*Saved data entries*
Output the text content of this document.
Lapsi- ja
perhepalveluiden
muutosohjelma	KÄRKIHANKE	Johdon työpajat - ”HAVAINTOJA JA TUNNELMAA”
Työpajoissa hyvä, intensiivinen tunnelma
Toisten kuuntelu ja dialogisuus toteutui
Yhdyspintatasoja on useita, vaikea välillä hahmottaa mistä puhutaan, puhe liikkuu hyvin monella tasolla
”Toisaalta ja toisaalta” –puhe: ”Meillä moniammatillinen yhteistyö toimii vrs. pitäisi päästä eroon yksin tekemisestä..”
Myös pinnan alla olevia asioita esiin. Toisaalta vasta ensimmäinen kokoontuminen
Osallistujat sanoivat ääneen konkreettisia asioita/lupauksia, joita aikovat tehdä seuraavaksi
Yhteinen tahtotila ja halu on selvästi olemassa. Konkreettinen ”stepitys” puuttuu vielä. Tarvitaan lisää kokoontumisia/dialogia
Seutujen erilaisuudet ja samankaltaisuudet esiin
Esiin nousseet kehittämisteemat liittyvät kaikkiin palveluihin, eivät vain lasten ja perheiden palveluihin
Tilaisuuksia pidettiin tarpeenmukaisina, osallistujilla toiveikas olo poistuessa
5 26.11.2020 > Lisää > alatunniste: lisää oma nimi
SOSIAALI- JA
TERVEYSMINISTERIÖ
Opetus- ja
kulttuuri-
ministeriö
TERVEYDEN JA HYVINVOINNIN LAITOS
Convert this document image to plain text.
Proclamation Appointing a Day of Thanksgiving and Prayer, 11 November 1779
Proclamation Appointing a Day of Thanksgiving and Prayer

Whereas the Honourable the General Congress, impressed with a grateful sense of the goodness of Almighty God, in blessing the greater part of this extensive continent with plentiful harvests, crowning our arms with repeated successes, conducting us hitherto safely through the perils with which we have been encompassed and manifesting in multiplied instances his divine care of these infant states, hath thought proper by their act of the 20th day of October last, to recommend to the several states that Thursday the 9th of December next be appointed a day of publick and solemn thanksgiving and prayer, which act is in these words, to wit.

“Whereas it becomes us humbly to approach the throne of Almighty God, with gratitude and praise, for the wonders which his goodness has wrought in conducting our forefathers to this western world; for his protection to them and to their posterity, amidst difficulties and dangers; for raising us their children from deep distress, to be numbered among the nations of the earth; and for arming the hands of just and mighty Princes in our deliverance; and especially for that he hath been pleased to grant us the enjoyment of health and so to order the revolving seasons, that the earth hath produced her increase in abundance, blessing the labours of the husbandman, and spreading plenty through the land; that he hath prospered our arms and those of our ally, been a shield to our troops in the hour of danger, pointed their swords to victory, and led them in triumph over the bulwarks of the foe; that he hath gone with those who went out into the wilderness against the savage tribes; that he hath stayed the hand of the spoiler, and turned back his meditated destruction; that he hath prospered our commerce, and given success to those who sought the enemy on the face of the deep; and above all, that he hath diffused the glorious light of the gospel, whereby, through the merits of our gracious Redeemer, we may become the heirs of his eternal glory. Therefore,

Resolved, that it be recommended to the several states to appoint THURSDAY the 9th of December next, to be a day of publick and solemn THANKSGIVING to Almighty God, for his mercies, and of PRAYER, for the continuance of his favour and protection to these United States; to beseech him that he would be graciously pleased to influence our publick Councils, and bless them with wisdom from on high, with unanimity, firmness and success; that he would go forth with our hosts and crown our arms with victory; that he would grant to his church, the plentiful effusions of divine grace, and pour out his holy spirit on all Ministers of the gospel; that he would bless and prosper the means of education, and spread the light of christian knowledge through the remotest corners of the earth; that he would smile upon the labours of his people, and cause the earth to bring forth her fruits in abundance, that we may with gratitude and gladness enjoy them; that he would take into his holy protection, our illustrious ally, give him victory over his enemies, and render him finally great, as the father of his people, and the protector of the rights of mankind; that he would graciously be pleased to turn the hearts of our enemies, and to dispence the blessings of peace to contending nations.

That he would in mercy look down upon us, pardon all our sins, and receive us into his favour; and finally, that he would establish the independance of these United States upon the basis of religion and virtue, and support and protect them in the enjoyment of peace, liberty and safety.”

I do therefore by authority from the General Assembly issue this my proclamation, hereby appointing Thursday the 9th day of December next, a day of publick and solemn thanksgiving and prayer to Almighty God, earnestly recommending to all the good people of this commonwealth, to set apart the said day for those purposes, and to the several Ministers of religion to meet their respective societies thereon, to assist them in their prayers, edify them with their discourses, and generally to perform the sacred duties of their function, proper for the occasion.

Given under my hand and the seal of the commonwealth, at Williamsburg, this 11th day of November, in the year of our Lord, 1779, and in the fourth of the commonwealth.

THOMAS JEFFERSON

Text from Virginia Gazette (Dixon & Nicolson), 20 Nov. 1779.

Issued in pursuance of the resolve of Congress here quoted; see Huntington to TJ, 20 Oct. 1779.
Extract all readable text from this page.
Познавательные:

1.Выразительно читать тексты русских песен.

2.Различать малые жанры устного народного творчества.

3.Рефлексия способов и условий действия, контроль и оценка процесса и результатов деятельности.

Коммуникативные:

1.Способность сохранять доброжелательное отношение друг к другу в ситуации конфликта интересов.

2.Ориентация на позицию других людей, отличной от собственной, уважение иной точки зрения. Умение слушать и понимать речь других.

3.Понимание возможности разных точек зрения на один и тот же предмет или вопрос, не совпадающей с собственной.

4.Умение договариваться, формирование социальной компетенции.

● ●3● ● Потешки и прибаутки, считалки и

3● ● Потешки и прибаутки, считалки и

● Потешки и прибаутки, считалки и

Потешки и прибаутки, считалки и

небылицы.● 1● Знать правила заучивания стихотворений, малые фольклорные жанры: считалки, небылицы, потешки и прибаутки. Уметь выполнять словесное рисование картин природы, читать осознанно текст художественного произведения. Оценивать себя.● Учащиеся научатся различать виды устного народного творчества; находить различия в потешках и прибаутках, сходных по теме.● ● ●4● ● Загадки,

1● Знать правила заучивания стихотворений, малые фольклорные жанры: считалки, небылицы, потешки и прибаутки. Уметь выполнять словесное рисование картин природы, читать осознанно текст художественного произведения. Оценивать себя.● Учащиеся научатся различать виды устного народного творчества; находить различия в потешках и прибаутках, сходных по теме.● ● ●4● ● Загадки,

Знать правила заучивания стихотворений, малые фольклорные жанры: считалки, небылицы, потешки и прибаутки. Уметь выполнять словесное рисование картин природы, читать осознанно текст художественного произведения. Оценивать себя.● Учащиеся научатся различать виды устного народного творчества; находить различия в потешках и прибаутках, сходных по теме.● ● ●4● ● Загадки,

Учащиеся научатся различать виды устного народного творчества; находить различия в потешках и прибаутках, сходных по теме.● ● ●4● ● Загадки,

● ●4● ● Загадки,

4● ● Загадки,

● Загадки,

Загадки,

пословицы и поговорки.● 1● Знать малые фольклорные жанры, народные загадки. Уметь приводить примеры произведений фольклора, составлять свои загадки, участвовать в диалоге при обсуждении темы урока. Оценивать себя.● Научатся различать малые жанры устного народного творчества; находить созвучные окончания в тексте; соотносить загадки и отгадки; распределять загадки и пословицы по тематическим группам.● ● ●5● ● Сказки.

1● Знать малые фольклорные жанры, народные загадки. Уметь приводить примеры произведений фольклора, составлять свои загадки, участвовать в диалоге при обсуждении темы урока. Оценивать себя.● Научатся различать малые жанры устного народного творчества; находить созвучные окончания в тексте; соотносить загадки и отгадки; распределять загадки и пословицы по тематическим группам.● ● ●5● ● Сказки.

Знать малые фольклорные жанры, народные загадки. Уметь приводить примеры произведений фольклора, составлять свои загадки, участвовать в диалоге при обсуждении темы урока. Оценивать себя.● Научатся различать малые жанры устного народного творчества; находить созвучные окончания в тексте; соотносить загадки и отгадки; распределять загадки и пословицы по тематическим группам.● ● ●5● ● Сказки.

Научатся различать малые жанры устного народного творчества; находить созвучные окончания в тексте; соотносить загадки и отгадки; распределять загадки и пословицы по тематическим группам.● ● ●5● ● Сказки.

*Work required*
Look through the records and gather every line containing "document".

*Expected output*
Output the text content of this document.
Convert this document image to plain text.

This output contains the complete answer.